PROVIDED INFORMATION ▸
====

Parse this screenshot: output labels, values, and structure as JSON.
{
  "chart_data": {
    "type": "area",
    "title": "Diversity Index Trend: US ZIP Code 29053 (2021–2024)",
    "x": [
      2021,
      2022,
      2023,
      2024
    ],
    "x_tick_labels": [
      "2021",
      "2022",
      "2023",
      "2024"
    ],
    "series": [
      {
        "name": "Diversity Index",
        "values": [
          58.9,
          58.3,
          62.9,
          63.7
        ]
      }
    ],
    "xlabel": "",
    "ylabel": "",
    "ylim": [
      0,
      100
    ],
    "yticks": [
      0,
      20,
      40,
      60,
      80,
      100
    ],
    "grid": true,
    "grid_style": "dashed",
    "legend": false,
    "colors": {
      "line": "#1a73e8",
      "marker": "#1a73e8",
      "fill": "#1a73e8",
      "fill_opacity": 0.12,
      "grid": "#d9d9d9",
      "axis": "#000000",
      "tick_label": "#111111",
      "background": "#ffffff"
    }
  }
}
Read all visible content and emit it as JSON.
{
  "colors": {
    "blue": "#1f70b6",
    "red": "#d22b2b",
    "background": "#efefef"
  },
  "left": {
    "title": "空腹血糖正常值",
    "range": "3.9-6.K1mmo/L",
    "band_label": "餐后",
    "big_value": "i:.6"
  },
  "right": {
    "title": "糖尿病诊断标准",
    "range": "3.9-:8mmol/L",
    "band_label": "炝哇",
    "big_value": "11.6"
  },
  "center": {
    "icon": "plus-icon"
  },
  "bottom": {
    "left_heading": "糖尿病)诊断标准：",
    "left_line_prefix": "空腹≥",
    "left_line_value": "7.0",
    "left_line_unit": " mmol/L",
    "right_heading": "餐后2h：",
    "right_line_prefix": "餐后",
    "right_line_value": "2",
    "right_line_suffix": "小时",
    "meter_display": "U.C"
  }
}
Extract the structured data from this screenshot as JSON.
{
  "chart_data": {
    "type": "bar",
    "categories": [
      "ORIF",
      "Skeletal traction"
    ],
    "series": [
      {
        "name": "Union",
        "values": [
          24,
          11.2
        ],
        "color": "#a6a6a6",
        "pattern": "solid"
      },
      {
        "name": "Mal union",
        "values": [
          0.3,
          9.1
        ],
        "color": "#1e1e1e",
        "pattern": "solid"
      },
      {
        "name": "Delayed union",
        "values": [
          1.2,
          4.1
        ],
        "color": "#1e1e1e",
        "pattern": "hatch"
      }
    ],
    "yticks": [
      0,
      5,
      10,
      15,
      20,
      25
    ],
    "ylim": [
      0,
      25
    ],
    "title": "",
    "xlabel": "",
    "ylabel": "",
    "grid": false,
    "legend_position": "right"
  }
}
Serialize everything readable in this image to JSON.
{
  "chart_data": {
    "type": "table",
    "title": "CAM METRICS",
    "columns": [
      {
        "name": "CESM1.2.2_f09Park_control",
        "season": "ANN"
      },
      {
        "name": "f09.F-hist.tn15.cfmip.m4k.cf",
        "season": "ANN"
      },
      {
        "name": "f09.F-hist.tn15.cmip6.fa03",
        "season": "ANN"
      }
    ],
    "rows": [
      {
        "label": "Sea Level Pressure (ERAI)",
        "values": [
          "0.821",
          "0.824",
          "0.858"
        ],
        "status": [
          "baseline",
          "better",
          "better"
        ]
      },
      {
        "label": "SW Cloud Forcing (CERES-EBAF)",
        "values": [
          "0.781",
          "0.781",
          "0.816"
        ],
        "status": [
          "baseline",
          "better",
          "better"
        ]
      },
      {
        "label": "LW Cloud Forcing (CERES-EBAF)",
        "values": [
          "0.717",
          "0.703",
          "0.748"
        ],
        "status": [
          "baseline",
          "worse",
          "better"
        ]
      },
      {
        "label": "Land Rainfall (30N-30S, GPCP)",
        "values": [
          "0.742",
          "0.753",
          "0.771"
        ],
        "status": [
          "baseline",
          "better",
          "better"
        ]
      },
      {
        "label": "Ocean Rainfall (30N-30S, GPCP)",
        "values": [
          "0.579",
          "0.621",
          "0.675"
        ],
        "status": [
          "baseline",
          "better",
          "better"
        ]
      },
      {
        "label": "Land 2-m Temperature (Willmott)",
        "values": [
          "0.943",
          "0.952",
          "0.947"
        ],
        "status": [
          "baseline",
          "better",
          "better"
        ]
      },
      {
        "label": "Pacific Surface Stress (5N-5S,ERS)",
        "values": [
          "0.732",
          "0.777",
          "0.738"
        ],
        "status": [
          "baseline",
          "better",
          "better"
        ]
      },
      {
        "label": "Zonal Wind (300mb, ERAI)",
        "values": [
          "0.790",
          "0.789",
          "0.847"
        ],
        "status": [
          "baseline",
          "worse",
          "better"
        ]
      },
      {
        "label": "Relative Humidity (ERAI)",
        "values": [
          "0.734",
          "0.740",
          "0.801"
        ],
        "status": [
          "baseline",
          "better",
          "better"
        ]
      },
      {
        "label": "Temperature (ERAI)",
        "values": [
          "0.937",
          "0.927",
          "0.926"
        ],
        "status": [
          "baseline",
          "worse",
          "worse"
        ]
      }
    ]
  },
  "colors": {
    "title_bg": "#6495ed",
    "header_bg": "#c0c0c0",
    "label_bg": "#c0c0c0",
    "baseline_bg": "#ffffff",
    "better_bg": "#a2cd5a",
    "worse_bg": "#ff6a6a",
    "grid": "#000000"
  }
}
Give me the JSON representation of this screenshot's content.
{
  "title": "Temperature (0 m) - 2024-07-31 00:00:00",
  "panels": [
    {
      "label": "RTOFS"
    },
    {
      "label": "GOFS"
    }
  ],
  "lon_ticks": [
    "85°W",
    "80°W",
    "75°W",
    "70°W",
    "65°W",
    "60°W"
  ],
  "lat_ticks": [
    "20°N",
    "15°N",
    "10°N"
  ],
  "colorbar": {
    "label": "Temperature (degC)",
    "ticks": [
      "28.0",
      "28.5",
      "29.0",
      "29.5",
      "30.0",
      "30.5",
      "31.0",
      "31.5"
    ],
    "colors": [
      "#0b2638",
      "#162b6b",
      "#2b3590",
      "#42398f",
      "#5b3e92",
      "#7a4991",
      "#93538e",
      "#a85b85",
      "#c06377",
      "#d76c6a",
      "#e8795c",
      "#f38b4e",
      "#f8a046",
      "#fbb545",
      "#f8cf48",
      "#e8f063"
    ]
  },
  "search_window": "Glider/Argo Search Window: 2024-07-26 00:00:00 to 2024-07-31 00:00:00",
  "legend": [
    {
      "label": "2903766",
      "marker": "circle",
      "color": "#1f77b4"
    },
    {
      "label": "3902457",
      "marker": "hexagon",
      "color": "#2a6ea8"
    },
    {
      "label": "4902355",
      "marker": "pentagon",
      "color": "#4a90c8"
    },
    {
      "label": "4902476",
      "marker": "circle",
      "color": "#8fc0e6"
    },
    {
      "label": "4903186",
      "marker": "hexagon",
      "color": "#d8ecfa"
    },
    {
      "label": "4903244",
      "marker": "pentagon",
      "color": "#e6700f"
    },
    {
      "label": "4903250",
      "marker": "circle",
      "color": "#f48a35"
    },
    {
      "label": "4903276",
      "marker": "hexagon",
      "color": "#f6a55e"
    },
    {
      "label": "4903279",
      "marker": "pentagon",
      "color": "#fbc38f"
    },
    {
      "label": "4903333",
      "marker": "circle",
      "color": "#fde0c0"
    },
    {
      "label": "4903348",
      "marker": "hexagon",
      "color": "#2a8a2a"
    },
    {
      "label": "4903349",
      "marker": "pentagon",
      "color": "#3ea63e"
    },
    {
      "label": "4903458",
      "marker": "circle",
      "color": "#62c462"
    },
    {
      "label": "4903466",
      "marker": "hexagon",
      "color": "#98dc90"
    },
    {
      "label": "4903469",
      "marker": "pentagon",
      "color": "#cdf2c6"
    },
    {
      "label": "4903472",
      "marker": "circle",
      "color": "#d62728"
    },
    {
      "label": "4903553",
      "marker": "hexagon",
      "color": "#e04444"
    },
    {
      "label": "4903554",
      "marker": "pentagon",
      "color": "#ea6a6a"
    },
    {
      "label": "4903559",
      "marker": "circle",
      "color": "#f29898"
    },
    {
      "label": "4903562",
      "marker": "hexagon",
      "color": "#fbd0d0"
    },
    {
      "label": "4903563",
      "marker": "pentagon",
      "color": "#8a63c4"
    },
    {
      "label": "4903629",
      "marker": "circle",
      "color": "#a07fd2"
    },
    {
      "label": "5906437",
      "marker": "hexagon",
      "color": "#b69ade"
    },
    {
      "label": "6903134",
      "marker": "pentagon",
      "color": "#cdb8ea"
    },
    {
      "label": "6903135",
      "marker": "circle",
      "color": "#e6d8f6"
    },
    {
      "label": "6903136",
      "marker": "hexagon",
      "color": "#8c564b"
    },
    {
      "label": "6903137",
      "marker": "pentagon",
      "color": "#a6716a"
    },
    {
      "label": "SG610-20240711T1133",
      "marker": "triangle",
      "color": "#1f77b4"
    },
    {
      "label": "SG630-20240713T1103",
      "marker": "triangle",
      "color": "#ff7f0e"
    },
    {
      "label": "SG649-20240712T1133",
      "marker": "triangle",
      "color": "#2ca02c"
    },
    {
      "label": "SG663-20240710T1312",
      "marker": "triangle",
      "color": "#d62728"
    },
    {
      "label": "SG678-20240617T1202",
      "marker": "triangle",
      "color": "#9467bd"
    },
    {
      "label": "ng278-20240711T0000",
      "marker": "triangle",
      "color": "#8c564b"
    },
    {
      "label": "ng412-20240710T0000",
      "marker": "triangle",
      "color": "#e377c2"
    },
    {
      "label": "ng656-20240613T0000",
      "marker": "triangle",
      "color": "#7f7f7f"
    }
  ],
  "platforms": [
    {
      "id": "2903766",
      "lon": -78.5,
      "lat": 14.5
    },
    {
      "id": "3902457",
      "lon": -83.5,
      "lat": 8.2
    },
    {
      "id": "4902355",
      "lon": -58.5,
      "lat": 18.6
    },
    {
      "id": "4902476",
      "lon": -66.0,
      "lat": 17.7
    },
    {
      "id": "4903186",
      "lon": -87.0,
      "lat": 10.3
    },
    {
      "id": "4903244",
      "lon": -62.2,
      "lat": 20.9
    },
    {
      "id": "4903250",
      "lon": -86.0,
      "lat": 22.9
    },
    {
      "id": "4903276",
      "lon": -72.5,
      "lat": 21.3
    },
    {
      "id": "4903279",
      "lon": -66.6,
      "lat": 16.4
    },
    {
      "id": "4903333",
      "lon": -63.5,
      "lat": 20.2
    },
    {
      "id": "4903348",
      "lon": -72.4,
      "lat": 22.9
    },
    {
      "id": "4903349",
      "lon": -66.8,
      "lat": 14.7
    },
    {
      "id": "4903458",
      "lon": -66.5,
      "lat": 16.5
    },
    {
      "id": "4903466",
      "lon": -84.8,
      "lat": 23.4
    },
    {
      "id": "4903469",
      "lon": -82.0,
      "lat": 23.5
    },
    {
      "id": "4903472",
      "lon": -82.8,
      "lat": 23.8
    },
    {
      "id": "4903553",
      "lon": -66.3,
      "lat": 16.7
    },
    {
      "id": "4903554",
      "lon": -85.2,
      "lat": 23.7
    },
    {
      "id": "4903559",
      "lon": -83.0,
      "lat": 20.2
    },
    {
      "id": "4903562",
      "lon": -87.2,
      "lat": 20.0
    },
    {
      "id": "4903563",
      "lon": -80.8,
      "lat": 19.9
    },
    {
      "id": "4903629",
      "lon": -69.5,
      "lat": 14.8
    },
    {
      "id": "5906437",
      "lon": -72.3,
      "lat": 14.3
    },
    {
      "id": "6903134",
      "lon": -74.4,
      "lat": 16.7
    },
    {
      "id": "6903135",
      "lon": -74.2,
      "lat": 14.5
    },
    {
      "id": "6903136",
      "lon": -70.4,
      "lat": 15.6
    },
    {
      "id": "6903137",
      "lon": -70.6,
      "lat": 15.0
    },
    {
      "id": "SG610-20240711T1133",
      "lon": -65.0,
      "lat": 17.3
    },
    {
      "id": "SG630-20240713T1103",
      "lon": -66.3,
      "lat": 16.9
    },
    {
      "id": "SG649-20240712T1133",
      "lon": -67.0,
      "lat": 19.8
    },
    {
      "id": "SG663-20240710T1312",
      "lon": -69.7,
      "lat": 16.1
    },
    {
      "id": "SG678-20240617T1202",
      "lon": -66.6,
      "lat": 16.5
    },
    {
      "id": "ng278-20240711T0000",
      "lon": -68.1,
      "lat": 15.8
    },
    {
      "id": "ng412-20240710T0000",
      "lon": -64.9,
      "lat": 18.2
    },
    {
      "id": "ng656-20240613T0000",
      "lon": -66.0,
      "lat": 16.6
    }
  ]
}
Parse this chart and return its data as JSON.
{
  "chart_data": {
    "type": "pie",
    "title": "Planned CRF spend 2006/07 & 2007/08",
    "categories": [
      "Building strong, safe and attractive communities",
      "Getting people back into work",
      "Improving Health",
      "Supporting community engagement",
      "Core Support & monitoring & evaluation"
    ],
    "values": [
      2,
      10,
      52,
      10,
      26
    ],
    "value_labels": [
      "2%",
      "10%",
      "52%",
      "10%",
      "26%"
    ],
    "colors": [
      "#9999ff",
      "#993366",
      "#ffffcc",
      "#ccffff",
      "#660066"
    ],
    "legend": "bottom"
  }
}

====

YOUR GOAL ▸ Find "Parse this chart and return its data as JSON." in the data above, then repeat that line and all lines after it exactly, ending with the final line.

RESULT ▸
Parse this chart and return its data as JSON.
{
  "chart_data": {
    "type": "pie",
    "title": "Planned CRF spend 2006/07 & 2007/08",
    "categories": [
      "Building strong, safe and attractive communities",
      "Getting people back into work",
      "Improving Health",
      "Supporting community engagement",
      "Core Support & monitoring & evaluation"
    ],
    "values": [
      2,
      10,
      52,
      10,
      26
    ],
    "value_labels": [
      "2%",
      "10%",
      "52%",
      "10%",
      "26%"
    ],
    "colors": [
      "#9999ff",
      "#993366",
      "#ffffcc",
      "#ccffff",
      "#660066"
    ],
    "legend": "bottom"
  }
}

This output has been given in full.